## Required task:
Select from the records below every line that has the word "name" in it.

## Extracted information:
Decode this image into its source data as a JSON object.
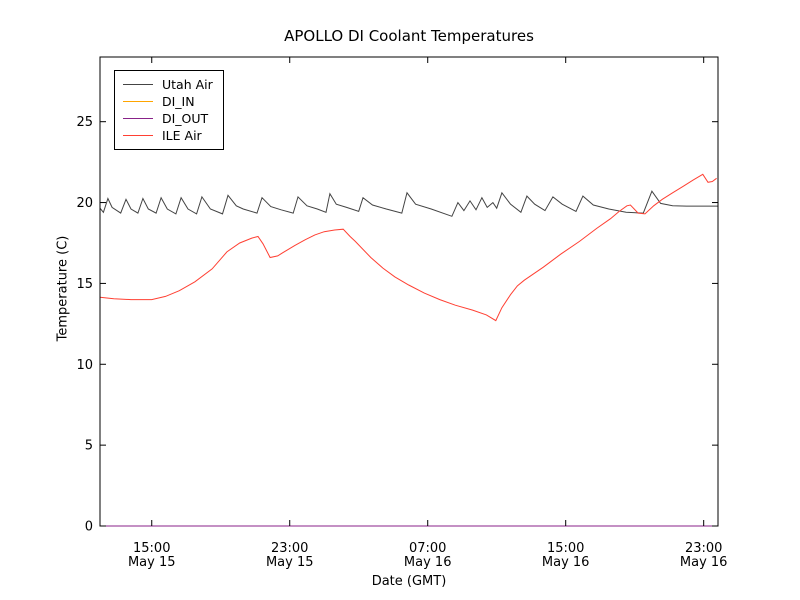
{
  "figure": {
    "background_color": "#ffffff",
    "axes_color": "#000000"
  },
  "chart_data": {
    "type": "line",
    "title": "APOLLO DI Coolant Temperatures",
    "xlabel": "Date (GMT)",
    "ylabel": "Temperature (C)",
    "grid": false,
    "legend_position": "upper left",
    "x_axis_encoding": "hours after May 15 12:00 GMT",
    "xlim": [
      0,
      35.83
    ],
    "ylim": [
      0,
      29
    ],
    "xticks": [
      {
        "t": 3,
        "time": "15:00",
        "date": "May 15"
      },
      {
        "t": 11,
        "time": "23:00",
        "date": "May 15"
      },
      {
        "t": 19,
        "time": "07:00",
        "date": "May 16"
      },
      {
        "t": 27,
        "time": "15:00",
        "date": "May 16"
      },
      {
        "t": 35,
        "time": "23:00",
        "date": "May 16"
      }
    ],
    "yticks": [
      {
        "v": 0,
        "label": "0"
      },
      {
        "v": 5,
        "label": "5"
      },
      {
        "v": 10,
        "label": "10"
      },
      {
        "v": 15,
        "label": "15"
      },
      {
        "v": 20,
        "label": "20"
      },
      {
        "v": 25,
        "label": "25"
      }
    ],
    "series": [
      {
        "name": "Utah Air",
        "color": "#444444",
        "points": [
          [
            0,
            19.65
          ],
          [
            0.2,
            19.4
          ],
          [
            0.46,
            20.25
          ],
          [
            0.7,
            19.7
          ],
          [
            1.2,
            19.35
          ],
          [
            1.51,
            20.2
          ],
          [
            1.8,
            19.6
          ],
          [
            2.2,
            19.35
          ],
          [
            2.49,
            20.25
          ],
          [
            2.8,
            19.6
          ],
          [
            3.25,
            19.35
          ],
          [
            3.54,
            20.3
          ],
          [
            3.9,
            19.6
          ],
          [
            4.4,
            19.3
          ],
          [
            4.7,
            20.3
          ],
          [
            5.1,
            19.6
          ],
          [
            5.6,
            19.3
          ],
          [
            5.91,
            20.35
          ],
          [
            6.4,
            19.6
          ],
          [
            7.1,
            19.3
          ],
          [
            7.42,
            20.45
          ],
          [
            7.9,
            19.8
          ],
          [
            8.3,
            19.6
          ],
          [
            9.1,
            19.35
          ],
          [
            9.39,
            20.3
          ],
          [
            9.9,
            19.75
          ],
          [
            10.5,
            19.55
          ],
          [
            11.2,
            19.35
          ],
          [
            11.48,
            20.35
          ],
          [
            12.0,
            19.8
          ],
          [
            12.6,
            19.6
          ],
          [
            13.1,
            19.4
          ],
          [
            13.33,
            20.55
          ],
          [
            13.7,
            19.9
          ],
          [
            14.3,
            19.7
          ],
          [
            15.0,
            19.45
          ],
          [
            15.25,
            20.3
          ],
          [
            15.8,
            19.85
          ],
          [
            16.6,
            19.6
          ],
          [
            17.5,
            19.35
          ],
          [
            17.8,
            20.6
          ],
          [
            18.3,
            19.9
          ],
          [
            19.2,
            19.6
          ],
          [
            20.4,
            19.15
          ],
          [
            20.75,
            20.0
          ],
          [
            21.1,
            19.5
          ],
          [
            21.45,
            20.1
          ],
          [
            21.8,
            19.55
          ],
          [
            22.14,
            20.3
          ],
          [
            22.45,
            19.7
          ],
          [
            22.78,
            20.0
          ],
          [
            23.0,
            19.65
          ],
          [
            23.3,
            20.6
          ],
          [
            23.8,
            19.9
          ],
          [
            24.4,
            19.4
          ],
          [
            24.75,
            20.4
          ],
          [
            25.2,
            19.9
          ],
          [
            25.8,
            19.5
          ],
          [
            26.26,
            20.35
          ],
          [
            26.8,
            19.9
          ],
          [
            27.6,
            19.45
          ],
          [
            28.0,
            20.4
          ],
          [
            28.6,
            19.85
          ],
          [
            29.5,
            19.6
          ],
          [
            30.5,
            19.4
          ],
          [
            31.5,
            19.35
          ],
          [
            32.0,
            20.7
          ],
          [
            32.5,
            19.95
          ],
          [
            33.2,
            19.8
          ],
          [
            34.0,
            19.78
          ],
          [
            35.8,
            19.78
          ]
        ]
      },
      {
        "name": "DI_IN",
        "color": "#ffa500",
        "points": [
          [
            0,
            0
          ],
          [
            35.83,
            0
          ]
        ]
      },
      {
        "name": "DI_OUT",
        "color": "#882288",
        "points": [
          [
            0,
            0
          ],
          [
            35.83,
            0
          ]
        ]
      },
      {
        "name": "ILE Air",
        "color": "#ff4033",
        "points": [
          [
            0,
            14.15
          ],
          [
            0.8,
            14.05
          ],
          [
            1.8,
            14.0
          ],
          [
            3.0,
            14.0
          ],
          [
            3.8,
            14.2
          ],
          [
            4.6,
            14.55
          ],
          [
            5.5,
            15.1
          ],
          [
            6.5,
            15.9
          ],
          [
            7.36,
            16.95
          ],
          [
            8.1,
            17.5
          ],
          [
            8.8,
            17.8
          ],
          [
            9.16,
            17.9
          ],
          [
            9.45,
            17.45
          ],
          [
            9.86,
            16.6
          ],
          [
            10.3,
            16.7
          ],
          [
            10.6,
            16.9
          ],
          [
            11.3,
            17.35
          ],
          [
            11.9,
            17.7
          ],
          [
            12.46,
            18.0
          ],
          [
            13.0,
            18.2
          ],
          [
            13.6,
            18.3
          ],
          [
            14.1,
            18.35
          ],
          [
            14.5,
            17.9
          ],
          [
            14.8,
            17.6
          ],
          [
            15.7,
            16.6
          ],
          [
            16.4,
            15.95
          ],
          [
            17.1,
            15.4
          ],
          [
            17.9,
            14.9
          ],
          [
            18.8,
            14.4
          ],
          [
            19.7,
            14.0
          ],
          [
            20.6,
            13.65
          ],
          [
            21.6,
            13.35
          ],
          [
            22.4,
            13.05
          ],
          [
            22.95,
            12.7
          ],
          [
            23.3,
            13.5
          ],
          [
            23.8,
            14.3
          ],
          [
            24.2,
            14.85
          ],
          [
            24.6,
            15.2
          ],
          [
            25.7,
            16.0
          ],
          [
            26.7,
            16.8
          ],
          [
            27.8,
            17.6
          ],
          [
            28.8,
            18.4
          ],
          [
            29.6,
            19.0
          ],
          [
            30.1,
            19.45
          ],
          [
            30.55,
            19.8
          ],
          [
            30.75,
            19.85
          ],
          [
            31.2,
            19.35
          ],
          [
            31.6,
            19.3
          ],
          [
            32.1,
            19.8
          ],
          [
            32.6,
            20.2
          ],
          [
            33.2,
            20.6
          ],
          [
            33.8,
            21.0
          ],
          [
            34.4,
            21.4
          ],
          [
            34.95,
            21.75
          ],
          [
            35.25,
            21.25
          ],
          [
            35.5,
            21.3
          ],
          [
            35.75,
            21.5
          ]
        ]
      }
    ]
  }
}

==

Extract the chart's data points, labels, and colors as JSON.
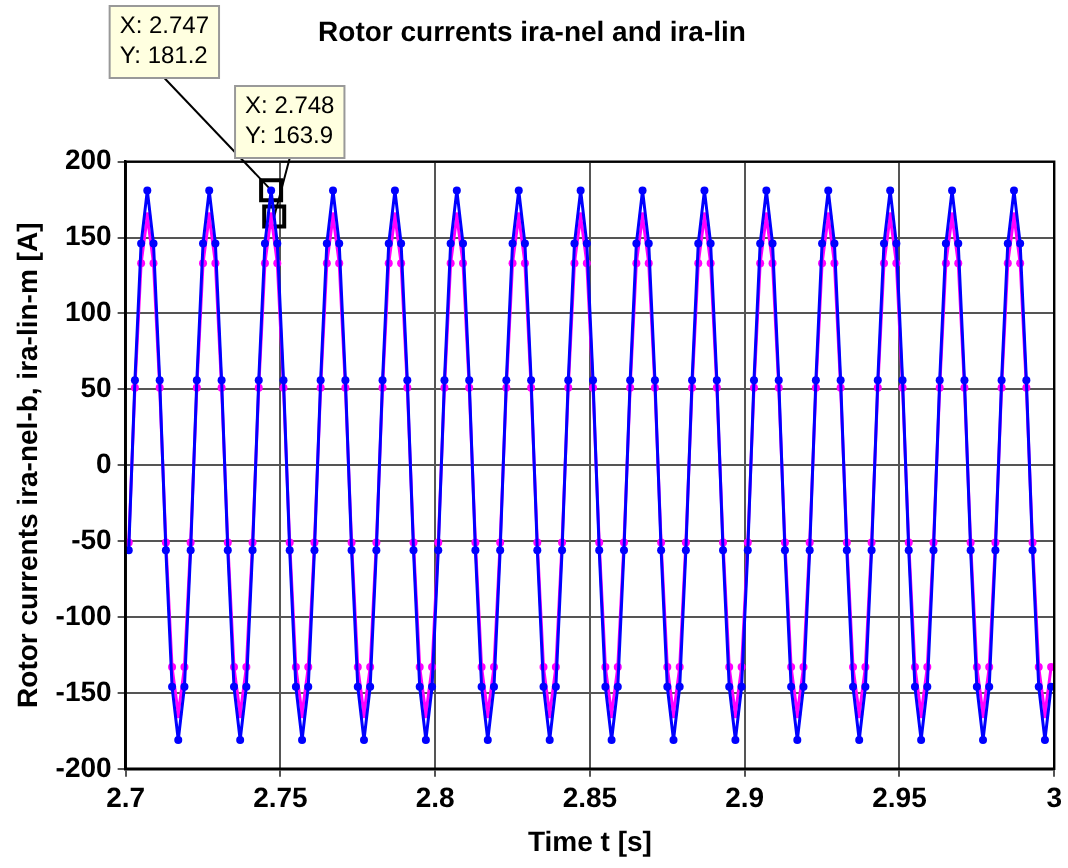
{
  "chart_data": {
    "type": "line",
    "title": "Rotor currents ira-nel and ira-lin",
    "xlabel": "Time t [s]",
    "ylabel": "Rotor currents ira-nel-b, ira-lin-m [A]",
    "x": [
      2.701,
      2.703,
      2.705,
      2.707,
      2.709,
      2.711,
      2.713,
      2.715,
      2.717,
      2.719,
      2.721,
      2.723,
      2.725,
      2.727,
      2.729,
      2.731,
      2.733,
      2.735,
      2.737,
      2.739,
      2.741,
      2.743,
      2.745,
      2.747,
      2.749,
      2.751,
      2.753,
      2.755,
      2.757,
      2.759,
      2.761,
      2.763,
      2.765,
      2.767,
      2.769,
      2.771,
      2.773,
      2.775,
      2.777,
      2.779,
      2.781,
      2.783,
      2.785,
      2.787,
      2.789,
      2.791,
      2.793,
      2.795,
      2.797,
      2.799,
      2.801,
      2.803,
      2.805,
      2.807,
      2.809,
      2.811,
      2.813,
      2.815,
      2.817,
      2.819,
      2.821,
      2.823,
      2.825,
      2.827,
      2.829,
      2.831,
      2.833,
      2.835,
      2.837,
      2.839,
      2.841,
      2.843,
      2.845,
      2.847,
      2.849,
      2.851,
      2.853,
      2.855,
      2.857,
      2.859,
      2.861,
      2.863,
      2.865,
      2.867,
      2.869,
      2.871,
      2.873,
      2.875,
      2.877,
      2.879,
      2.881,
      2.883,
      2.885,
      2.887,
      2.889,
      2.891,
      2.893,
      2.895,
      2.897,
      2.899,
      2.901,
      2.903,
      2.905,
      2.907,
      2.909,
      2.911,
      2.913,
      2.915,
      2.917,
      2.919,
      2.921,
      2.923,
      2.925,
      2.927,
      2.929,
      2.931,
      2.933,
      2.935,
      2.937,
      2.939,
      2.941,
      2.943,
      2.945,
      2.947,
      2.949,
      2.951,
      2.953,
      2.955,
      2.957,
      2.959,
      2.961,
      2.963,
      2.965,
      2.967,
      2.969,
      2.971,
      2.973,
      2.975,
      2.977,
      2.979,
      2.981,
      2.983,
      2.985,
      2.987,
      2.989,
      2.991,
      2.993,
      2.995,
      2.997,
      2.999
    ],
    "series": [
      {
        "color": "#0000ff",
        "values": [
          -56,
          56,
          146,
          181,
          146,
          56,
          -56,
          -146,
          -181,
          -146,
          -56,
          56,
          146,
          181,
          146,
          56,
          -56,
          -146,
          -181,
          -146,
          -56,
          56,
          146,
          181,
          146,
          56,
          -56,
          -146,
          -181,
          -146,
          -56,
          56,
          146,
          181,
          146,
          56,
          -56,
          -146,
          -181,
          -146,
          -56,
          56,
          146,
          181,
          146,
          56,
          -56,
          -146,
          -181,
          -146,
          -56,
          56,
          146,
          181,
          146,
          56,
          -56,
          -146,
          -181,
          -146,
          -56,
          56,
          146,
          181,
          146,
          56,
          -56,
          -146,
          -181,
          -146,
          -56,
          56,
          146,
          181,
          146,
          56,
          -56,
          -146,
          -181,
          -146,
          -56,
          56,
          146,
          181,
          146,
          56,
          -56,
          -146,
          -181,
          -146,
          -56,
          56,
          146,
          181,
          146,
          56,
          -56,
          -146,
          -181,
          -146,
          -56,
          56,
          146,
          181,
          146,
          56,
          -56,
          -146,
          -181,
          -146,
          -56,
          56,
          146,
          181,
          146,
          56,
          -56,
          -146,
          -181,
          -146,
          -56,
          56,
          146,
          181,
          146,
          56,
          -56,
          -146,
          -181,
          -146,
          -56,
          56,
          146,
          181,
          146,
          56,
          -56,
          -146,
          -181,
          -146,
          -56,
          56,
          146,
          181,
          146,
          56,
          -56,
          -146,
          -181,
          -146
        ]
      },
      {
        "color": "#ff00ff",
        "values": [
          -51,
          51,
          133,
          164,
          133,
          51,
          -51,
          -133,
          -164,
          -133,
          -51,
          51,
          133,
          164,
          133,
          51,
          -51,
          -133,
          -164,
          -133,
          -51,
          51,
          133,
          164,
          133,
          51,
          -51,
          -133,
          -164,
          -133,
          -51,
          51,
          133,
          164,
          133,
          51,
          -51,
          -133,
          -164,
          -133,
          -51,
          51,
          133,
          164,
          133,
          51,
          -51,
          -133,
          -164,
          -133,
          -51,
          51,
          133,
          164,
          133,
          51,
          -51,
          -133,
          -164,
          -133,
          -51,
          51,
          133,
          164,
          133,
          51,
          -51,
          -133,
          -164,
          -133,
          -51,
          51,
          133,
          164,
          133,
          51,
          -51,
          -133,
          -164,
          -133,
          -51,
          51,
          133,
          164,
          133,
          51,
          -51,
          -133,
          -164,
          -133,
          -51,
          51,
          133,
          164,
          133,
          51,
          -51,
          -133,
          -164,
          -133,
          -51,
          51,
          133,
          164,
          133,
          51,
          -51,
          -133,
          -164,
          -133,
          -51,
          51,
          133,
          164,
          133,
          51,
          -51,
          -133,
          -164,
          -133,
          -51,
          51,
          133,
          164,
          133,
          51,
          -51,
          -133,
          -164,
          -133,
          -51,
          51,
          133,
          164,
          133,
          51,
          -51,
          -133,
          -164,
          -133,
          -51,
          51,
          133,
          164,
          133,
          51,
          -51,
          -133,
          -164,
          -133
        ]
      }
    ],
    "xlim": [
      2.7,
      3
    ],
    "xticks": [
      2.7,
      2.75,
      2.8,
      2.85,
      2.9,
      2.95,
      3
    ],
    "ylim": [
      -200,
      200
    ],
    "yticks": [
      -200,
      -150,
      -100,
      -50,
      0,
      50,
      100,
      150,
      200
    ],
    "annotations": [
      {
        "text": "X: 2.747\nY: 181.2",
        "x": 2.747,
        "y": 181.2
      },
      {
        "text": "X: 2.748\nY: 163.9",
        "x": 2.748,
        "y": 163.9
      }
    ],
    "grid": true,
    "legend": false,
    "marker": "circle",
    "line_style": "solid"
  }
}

## Exercise response:
        "name": "Utah Air",
        "name": "DI_IN",
        "name": "DI_OUT",
        "name": "ILE Air",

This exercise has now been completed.